##### Provided data #####

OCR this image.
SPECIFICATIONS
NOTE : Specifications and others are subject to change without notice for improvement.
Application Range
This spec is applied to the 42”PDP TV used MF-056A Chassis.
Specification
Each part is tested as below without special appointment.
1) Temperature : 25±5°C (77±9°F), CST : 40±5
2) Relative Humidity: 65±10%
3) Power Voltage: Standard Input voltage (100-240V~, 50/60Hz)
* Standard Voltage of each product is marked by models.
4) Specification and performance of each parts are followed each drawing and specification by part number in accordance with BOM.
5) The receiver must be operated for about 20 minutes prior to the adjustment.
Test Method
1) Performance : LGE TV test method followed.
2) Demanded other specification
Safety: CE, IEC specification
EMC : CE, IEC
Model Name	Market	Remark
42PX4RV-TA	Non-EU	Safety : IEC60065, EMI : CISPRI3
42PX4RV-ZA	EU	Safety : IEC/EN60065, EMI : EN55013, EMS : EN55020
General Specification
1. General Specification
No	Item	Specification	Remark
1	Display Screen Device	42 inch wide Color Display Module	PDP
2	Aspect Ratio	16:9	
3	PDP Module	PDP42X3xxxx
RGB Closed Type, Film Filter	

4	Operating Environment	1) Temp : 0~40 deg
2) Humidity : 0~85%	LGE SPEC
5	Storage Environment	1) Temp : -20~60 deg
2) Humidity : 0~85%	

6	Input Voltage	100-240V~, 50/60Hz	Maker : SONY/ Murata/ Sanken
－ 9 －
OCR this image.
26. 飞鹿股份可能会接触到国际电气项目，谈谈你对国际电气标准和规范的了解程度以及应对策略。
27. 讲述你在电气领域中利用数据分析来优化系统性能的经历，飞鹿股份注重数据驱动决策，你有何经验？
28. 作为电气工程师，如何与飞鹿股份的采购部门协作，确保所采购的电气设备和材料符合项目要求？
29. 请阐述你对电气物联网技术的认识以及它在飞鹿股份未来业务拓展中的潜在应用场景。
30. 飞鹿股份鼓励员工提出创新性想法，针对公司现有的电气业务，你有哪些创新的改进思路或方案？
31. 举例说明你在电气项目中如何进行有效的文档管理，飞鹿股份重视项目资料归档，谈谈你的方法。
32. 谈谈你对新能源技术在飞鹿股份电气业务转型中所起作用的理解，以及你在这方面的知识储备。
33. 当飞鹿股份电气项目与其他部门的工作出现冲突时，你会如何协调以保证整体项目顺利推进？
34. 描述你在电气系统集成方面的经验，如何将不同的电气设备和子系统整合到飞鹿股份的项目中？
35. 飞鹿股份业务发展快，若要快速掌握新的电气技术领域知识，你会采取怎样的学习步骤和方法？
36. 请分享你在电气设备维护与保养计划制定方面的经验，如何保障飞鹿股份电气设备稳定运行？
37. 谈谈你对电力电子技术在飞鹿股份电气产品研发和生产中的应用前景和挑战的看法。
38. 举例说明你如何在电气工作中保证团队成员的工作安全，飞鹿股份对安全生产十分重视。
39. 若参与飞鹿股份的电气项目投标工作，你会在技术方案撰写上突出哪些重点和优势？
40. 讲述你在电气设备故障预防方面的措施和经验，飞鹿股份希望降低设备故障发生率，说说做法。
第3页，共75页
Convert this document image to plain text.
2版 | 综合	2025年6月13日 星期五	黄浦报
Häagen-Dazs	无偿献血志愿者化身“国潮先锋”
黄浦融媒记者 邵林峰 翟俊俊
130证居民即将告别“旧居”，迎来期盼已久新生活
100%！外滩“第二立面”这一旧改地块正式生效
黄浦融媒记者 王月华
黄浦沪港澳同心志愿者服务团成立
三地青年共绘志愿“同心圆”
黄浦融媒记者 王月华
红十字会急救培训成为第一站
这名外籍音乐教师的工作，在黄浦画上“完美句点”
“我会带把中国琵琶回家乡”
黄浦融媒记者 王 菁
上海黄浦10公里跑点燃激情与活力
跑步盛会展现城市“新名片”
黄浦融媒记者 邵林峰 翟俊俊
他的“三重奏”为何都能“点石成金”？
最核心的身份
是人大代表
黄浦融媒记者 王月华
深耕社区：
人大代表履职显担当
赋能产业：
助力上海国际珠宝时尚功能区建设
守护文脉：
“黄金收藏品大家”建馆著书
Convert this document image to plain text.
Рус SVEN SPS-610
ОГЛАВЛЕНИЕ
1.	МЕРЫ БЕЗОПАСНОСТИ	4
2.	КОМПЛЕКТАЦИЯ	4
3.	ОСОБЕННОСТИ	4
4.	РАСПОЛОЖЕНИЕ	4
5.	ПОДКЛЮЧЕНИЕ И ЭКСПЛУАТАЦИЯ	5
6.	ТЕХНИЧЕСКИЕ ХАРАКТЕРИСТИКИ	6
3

#####

> _Stated goal_: Work out the number of lines above that include the string "Remark" and write only that number.

> _Solution for this problem_: 2